→ **What to work on**
Can you write out all the lines word for word, with no pictures?

## Begin Dataset rows

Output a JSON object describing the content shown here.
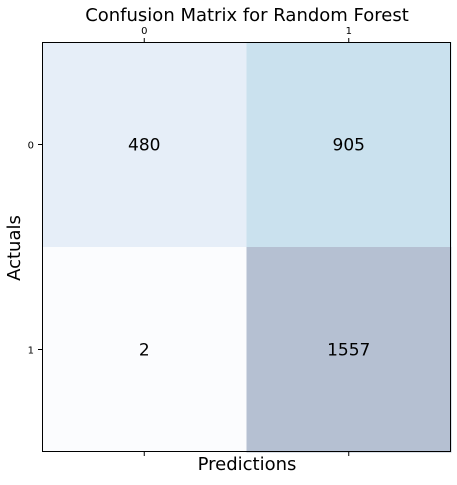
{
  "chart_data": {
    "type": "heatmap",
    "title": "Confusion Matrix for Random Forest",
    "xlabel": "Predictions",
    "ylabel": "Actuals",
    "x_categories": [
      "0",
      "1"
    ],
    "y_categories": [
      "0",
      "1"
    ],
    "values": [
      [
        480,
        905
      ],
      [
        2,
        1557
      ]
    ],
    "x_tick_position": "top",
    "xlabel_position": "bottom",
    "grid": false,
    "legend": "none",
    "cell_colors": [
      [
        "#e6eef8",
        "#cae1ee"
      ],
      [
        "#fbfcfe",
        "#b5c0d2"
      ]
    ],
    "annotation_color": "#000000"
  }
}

## End Dataset rows

→ **Answer to the exercise**
Output a JSON object describing the content shown here.
{
  "chart_data": {
    "type": "heatmap",
    "title": "Confusion Matrix for Random Forest",
    "xlabel": "Predictions",
    "ylabel": "Actuals",
    "x_categories": [
      "0",
      "1"
    ],
    "y_categories": [
      "0",
      "1"
    ],
    "values": [
      [
        480,
        905
      ],
      [
        2,
        1557
      ]
    ],
    "x_tick_position": "top",
    "xlabel_position": "bottom",
    "grid": false,
    "legend": "none",
    "cell_colors": [
      [
        "#e6eef8",
        "#cae1ee"
      ],
      [
        "#fbfcfe",
        "#b5c0d2"
      ]
    ],
    "annotation_color": "#000000"
  }
}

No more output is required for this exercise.